━━ RAW DATA

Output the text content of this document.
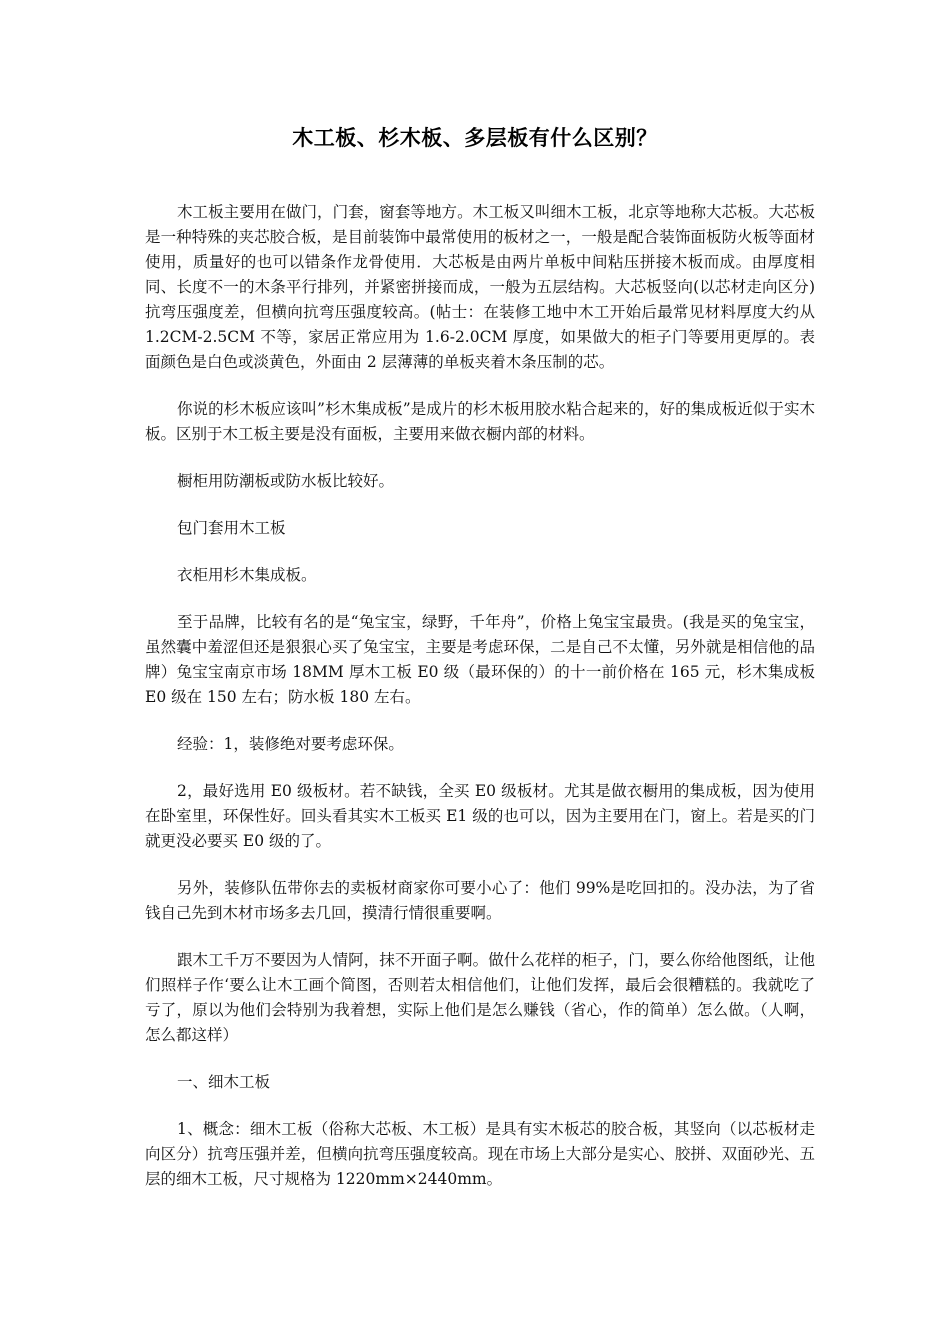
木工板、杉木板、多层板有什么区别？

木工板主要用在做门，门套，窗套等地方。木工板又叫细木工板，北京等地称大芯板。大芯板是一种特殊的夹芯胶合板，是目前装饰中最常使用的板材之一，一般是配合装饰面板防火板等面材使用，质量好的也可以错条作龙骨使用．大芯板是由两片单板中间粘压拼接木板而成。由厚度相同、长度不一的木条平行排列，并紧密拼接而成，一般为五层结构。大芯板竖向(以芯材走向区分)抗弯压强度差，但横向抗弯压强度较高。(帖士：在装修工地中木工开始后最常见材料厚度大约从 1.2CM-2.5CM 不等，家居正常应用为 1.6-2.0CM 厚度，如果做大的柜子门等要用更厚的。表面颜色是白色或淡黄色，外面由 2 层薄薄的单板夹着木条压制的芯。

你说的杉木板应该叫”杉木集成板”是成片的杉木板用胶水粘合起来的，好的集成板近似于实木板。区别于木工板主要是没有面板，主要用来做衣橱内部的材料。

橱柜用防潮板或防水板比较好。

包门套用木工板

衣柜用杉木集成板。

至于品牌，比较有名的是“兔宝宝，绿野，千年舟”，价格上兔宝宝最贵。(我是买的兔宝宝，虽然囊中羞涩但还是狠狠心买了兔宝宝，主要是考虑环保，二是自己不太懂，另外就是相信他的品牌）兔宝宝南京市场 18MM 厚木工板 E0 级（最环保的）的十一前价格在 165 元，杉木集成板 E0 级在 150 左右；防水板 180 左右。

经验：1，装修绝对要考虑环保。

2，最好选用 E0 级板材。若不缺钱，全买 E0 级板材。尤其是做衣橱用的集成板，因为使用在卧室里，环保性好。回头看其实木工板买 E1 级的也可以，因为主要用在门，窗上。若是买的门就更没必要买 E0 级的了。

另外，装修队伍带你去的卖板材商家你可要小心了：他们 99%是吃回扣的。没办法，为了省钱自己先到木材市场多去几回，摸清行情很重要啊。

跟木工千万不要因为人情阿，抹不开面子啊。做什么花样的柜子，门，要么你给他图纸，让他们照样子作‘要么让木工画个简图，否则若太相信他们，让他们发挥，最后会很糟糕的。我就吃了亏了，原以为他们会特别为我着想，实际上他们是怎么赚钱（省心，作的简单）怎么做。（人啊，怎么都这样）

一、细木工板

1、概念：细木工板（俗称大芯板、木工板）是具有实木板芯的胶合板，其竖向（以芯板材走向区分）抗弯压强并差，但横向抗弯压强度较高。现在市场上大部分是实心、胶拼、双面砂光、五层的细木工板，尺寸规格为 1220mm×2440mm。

━━━━
━━ RAW DATA

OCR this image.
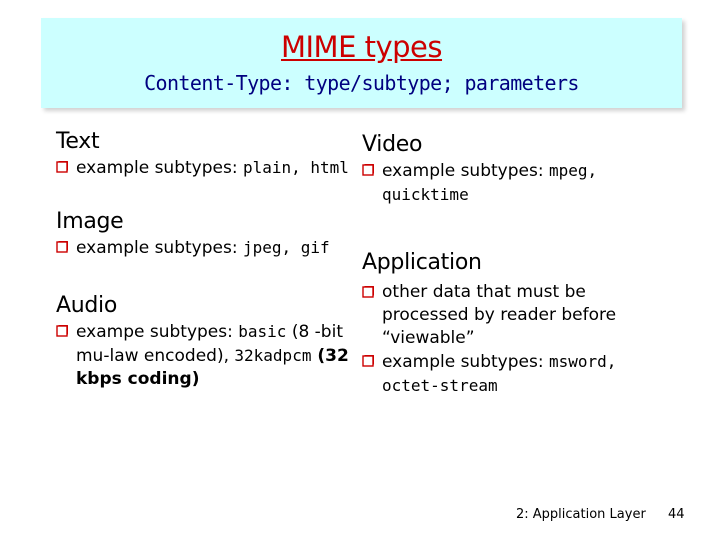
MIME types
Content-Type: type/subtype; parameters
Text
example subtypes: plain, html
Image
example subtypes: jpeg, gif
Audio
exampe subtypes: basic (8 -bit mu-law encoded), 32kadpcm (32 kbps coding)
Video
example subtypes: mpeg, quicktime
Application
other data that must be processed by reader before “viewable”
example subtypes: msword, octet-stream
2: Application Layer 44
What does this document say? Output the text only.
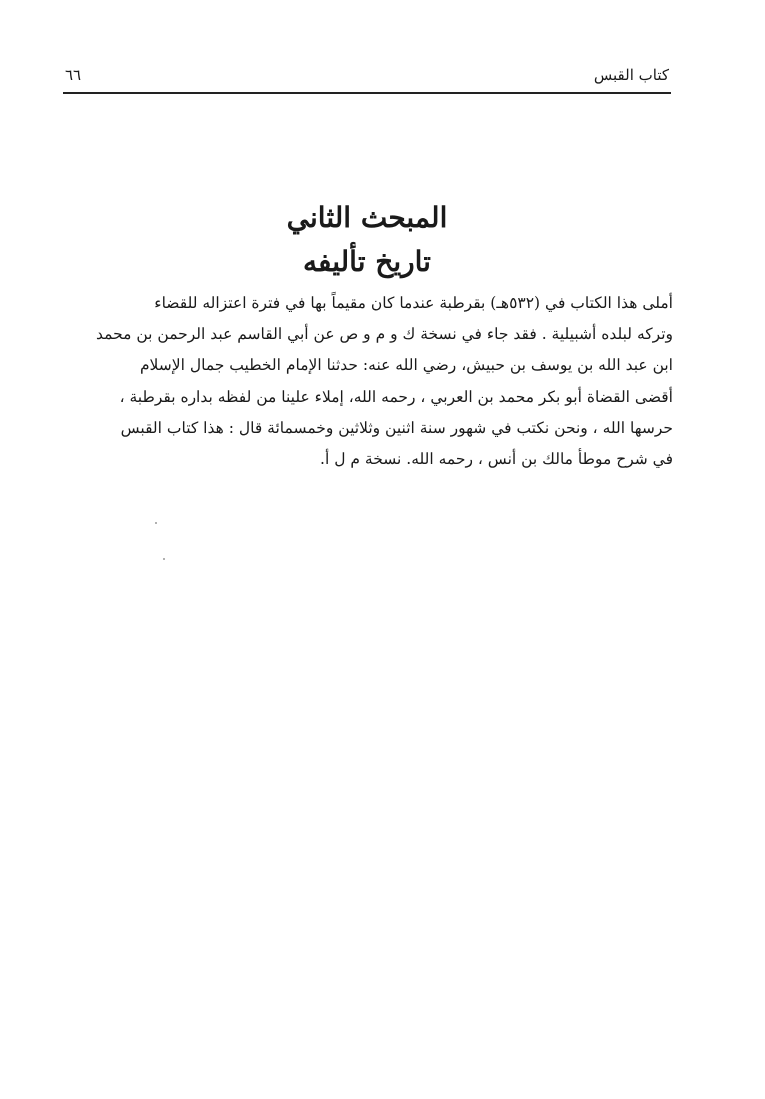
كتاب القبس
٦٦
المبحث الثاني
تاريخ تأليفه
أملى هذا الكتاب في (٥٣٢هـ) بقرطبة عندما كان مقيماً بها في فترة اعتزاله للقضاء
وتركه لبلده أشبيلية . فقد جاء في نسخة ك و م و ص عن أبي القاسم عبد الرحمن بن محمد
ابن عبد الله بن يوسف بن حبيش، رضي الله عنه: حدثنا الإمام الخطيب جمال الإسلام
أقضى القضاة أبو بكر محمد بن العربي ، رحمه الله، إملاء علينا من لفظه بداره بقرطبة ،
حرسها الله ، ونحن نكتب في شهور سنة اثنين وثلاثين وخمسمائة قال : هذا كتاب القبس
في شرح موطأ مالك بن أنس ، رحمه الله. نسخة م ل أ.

━━━━
━━ RAW DATA

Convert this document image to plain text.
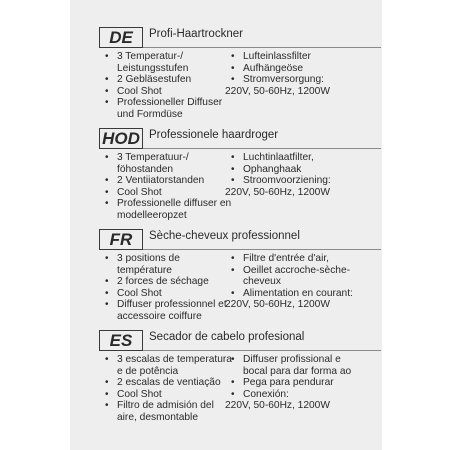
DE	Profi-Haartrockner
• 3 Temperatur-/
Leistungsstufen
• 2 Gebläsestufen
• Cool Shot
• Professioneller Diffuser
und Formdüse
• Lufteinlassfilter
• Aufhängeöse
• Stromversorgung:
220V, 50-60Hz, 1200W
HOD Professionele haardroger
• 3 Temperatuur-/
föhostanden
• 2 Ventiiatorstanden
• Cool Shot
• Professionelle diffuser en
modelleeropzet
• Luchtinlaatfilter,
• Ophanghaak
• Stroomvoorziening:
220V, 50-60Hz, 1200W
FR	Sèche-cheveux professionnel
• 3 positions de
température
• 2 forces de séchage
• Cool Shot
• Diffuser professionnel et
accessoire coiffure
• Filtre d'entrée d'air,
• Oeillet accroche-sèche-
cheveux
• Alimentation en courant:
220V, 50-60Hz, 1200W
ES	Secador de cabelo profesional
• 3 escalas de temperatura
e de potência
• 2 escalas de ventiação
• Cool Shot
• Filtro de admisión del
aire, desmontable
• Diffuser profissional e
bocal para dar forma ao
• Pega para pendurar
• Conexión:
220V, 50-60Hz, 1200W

━━━━

State the count of lines above containing the string "القبس", and add nothing to it.

2